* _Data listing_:
- - - - -

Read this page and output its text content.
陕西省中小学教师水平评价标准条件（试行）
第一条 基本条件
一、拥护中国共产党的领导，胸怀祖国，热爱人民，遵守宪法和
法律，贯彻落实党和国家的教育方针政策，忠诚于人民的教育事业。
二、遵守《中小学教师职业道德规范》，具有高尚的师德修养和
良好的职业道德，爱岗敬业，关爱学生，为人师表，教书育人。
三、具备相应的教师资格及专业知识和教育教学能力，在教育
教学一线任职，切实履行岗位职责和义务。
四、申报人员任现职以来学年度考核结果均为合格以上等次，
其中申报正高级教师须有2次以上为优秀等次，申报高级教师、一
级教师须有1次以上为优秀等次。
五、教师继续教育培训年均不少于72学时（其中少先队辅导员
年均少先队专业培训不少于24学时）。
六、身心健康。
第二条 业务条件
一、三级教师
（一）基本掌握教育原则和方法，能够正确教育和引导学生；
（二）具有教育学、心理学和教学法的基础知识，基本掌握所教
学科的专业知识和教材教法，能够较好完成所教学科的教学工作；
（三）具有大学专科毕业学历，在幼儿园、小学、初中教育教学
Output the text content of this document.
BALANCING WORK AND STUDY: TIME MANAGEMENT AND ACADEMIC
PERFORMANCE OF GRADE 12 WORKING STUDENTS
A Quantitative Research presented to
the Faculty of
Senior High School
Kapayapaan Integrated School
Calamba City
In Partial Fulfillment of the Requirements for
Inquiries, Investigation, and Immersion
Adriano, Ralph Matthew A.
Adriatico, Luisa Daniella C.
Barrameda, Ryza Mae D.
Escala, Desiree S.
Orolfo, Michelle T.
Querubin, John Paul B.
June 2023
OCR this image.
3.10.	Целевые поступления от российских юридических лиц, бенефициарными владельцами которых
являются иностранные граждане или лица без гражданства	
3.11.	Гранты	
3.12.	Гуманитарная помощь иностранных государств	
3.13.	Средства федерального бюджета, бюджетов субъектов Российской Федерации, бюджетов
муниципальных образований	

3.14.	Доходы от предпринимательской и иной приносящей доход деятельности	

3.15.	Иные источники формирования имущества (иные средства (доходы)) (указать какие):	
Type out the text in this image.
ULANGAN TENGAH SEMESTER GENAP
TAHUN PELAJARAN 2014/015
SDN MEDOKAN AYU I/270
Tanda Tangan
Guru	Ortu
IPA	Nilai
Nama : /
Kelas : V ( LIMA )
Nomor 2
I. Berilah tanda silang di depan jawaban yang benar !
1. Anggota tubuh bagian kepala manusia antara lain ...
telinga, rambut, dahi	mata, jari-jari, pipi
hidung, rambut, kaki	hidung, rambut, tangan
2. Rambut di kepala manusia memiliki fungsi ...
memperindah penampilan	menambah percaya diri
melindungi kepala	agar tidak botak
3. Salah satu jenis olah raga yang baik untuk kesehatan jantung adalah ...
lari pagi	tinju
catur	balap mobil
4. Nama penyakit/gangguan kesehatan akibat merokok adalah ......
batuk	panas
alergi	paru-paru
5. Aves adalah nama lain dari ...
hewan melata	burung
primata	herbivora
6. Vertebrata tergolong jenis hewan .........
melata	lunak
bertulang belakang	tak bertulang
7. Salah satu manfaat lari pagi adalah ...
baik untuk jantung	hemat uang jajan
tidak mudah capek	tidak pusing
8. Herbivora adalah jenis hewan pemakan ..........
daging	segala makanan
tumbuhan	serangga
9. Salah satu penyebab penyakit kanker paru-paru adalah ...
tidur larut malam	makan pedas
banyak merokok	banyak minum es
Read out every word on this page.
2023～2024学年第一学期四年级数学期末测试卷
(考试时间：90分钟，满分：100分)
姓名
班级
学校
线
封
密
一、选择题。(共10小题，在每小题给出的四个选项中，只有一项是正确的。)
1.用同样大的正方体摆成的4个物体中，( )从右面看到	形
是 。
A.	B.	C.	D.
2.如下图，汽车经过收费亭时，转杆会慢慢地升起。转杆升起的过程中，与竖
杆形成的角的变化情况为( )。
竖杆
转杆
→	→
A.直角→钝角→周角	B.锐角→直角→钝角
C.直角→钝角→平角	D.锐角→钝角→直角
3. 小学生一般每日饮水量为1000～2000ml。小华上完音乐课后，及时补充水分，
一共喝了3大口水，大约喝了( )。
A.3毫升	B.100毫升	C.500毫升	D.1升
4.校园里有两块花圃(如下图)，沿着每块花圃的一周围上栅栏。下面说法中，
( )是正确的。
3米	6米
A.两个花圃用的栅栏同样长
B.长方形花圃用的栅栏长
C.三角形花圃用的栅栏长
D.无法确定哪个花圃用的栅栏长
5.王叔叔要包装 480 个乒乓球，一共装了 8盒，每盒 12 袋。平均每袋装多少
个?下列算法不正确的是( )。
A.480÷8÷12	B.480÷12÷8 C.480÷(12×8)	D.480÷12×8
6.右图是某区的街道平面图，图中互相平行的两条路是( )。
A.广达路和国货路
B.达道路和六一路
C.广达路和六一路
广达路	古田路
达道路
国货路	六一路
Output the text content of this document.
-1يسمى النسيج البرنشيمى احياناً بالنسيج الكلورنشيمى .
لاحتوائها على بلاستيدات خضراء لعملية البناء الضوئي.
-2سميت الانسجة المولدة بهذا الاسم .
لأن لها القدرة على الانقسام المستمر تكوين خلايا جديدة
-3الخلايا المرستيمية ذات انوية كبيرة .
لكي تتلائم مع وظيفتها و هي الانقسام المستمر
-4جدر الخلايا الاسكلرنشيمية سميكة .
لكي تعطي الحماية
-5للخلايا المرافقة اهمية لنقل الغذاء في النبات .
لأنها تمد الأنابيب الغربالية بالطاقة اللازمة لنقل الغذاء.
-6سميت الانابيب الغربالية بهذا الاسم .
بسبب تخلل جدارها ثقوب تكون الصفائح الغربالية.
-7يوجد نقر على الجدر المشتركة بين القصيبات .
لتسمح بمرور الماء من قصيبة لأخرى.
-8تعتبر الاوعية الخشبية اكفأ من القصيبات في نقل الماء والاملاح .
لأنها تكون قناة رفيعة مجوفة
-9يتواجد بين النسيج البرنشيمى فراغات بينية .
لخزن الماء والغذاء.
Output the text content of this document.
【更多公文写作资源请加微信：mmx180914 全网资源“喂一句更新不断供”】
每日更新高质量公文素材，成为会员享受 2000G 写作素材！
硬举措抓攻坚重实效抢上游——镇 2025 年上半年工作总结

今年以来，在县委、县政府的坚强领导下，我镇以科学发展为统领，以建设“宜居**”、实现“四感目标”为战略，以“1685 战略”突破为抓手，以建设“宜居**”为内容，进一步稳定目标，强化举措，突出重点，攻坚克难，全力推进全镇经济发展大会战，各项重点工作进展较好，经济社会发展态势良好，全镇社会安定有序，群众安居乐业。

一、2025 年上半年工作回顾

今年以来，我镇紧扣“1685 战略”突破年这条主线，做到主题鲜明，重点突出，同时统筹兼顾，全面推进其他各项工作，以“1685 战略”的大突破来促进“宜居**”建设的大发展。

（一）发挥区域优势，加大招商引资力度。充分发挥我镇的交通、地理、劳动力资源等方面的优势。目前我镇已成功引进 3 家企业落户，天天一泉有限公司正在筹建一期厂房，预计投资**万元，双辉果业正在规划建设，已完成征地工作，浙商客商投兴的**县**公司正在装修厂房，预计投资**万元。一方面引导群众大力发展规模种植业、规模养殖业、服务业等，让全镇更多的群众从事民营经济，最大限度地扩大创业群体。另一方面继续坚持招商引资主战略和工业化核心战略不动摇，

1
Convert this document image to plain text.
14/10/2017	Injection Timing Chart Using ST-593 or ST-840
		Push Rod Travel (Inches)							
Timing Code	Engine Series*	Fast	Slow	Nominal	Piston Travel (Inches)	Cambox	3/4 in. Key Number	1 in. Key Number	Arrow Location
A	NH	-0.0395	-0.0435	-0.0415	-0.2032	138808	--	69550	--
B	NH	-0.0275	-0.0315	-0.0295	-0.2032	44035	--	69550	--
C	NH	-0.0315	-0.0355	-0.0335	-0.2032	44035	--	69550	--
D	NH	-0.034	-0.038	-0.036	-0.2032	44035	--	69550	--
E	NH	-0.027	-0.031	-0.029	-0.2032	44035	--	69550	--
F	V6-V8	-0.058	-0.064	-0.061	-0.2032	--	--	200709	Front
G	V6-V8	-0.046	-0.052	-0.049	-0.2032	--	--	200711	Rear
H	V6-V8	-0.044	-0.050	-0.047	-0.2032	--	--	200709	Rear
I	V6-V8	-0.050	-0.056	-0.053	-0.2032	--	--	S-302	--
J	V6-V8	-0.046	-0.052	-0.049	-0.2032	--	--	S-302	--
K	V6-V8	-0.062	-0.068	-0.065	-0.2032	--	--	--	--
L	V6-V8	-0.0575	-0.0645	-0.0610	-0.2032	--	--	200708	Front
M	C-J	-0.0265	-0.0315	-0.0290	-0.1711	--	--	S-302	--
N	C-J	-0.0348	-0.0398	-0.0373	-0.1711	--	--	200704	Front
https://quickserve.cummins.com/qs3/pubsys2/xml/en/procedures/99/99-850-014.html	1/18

- - - - -

* _TASK INSTRUCTIONS_: List the lines of the material in which the word "لنقل" occurs.

* _EXERCISE OUTPUT_:
-5للخلايا المرافقة اهمية لنقل الغذاء في النبات .
لأنها تمد الأنابيب الغربالية بالطاقة اللازمة لنقل الغذاء.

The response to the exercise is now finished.